Records of where elements appear |
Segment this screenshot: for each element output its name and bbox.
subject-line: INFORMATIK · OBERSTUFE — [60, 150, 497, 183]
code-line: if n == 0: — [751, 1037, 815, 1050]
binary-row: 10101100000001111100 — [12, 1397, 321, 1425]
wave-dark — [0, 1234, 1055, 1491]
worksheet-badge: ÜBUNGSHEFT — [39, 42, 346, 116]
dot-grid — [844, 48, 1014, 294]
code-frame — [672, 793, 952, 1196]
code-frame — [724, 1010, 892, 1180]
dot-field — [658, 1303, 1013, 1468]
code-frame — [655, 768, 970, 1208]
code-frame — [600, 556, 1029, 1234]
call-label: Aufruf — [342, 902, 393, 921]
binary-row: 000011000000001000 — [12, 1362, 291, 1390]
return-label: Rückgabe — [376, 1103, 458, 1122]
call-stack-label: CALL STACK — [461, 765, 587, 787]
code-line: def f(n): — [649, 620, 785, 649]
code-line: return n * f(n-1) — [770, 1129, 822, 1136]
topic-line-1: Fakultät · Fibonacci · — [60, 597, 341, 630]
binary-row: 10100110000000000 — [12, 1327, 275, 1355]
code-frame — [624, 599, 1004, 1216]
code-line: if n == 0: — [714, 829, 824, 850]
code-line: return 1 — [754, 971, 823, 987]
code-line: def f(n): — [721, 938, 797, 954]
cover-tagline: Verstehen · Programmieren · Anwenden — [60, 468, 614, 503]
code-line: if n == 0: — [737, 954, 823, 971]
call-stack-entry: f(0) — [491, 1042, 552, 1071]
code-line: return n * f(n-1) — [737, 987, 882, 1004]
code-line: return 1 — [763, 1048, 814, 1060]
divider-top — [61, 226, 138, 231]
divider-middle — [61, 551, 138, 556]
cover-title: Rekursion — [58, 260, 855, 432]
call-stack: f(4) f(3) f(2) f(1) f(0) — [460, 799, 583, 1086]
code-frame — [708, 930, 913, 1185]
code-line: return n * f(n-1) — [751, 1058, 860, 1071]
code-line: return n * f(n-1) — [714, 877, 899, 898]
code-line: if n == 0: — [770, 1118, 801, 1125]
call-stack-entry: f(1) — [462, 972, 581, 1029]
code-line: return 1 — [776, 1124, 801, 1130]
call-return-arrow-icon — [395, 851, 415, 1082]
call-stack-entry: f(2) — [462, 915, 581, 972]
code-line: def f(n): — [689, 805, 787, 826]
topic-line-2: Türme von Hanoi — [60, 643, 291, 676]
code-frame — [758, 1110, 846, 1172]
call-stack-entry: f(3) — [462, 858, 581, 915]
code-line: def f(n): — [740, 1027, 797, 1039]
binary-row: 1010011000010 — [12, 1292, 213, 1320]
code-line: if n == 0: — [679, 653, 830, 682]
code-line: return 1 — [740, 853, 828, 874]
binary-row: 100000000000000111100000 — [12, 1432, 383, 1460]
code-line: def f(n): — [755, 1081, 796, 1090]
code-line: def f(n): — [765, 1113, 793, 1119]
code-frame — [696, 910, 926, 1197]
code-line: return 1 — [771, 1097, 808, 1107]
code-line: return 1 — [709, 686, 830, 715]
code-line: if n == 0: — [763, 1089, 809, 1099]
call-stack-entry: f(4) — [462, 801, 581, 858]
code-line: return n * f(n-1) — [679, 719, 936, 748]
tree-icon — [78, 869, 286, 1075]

Exercise details | Retype the lines above without changing anything in them.

Exercise answer |
Segment this screenshot: for each element output its name and bbox.
subject-line: INFORMATIK · OBERSTUFE — [60, 150, 497, 183]
code-line: if n == 0: — [751, 1037, 815, 1050]
binary-row: 10101100000001111100 — [12, 1397, 321, 1425]
wave-dark — [0, 1234, 1055, 1491]
worksheet-badge: ÜBUNGSHEFT — [39, 42, 346, 116]
dot-grid — [844, 48, 1014, 294]
code-frame — [672, 793, 952, 1196]
code-frame — [724, 1010, 892, 1180]
dot-field — [658, 1303, 1013, 1468]
code-frame — [655, 768, 970, 1208]
code-frame — [600, 556, 1029, 1234]
call-label: Aufruf — [342, 902, 393, 921]
binary-row: 000011000000001000 — [12, 1362, 291, 1390]
return-label: Rückgabe — [376, 1103, 458, 1122]
call-stack-label: CALL STACK — [461, 765, 587, 787]
code-line: def f(n): — [649, 620, 785, 649]
code-line: return n * f(n-1) — [770, 1129, 822, 1136]
topic-line-1: Fakultät · Fibonacci · — [60, 597, 341, 630]
binary-row: 10100110000000000 — [12, 1327, 275, 1355]
code-frame — [624, 599, 1004, 1216]
code-line: if n == 0: — [714, 829, 824, 850]
code-line: return 1 — [754, 971, 823, 987]
code-line: def f(n): — [721, 938, 797, 954]
cover-tagline: Verstehen · Programmieren · Anwenden — [60, 468, 614, 503]
code-line: if n == 0: — [737, 954, 823, 971]
call-stack-entry: f(0) — [491, 1042, 552, 1071]
code-line: return n * f(n-1) — [737, 987, 882, 1004]
code-line: return 1 — [763, 1048, 814, 1060]
divider-top — [61, 226, 138, 231]
divider-middle — [61, 551, 138, 556]
cover-title: Rekursion — [58, 260, 855, 432]
call-stack: f(4) f(3) f(2) f(1) f(0) — [460, 799, 583, 1086]
code-frame — [708, 930, 913, 1185]
code-line: return n * f(n-1) — [751, 1058, 860, 1071]
code-line: return n * f(n-1) — [714, 877, 899, 898]
code-line: if n == 0: — [770, 1118, 801, 1125]
call-stack-entry: f(1) — [462, 972, 581, 1029]
code-line: return 1 — [776, 1124, 801, 1130]
call-return-arrow-icon — [395, 851, 415, 1082]
call-stack-entry: f(2) — [462, 915, 581, 972]
code-line: def f(n): — [689, 805, 787, 826]
topic-line-2: Türme von Hanoi — [60, 643, 291, 676]
code-frame — [758, 1110, 846, 1172]
call-stack-entry: f(3) — [462, 858, 581, 915]
code-line: def f(n): — [740, 1027, 797, 1039]
binary-row: 1010011000010 — [12, 1292, 213, 1320]
code-line: if n == 0: — [679, 653, 830, 682]
code-line: return 1 — [740, 853, 828, 874]
binary-row: 100000000000000111100000 — [12, 1432, 383, 1460]
code-line: def f(n): — [755, 1081, 796, 1090]
code-line: def f(n): — [765, 1113, 793, 1119]
code-frame — [696, 910, 926, 1197]
code-line: return 1 — [771, 1097, 808, 1107]
code-line: return 1 — [709, 686, 830, 715]
code-line: if n == 0: — [763, 1089, 809, 1099]
call-stack-entry: f(4) — [462, 801, 581, 858]
code-line: return n * f(n-1) — [679, 719, 936, 748]
tree-icon — [78, 869, 286, 1075]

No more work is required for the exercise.